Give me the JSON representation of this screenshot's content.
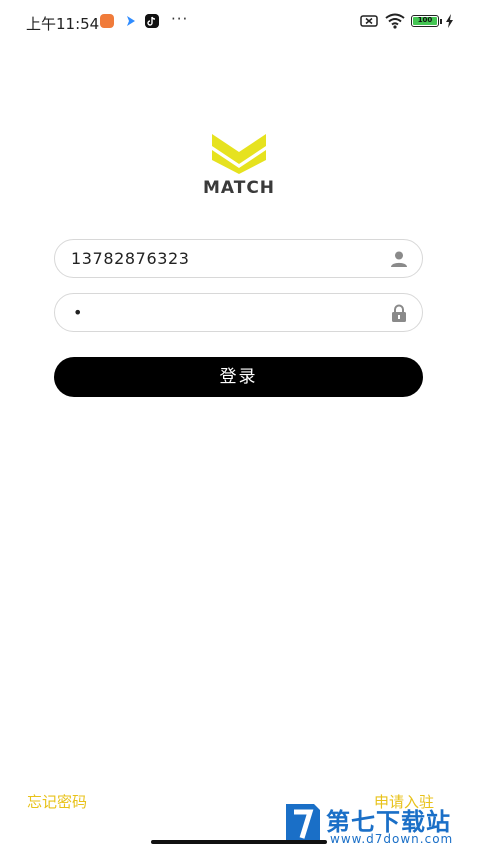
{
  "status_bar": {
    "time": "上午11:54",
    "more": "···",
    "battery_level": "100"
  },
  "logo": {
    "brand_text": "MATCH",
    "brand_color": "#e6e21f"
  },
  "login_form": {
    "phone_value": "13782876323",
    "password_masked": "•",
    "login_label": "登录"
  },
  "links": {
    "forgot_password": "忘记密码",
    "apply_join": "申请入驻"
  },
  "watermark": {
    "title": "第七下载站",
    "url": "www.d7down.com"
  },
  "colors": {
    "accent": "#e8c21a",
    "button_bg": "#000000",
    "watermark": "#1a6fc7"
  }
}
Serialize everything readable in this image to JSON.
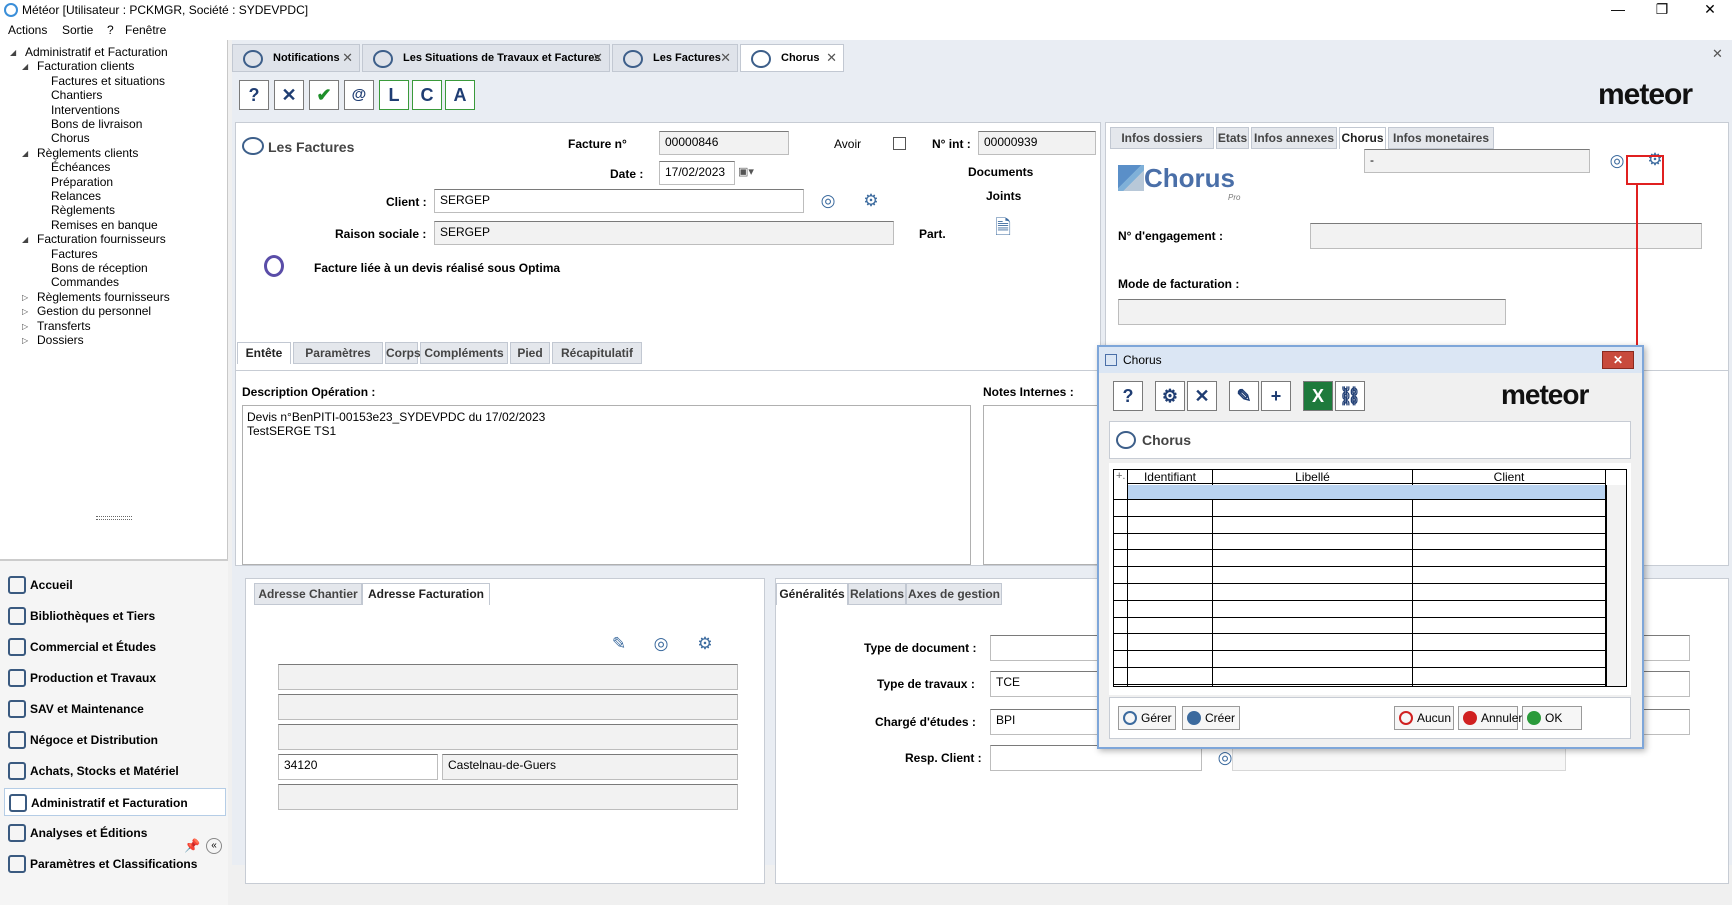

◇ ◇ ◇

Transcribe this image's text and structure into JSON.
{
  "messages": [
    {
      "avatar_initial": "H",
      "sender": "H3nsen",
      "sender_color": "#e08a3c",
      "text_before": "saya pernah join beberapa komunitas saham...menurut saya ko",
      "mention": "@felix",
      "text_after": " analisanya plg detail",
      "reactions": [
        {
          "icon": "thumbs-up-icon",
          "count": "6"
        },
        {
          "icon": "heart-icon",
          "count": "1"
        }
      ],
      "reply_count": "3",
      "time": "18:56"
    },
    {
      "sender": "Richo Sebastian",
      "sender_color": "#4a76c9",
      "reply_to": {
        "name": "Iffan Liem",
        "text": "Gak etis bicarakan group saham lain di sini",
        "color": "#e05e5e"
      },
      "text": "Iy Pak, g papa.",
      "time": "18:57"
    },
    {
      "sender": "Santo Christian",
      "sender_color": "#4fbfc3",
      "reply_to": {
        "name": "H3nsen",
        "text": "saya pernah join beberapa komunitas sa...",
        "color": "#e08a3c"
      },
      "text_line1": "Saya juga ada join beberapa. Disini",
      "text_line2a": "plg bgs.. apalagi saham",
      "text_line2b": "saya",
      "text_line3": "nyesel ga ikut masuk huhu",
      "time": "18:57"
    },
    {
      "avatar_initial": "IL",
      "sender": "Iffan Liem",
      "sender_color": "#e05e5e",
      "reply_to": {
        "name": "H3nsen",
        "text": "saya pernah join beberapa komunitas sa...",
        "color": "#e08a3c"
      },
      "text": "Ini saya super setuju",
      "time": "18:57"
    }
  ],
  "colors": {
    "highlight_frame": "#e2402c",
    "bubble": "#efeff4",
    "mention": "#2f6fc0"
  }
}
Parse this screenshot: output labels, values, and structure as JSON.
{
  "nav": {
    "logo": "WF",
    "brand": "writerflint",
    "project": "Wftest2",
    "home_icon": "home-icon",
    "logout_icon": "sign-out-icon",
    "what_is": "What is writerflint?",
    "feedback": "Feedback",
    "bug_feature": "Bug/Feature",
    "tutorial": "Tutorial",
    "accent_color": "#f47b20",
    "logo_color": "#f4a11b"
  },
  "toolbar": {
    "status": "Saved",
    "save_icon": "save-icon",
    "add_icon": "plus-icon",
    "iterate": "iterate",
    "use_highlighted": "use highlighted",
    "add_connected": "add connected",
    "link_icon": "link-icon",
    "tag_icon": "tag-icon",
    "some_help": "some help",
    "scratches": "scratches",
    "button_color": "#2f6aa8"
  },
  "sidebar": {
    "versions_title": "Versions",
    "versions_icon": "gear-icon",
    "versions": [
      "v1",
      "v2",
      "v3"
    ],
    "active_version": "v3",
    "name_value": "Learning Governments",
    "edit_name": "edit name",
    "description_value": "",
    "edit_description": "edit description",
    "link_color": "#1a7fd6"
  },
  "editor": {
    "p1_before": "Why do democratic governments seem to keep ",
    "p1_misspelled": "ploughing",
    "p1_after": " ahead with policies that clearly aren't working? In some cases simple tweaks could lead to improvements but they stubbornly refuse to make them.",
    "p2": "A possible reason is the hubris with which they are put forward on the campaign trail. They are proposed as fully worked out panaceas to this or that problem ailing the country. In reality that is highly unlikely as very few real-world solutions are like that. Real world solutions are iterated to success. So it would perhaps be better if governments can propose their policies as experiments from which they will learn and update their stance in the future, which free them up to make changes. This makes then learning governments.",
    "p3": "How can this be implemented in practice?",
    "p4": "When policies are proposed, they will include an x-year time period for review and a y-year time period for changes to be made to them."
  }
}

◇ ◇ ◇

SHORT TASK:
Transcribe, exactly as written, the lines starting at the one with "Give me the" and ending at the one with "Serialize everything readable", and nothing more. Pictures are not part of the copy.

RIGHT ANSWER:
Give me the JSON representation of this screenshot's content.
{
  "status_bar": {
    "time": "上午11:54",
    "more": "···",
    "battery_level": "100"
  },
  "logo": {
    "brand_text": "MATCH",
    "brand_color": "#e6e21f"
  },
  "login_form": {
    "phone_value": "13782876323",
    "password_masked": "•",
    "login_label": "登录"
  },
  "links": {
    "forgot_password": "忘记密码",
    "apply_join": "申请入驻"
  },
  "watermark": {
    "title": "第七下载站",
    "url": "www.d7down.com"
  },
  "colors": {
    "accent": "#e8c21a",
    "button_bg": "#000000",
    "watermark": "#1a6fc7"
  }
}
Serialize everything readable in this image to JSON.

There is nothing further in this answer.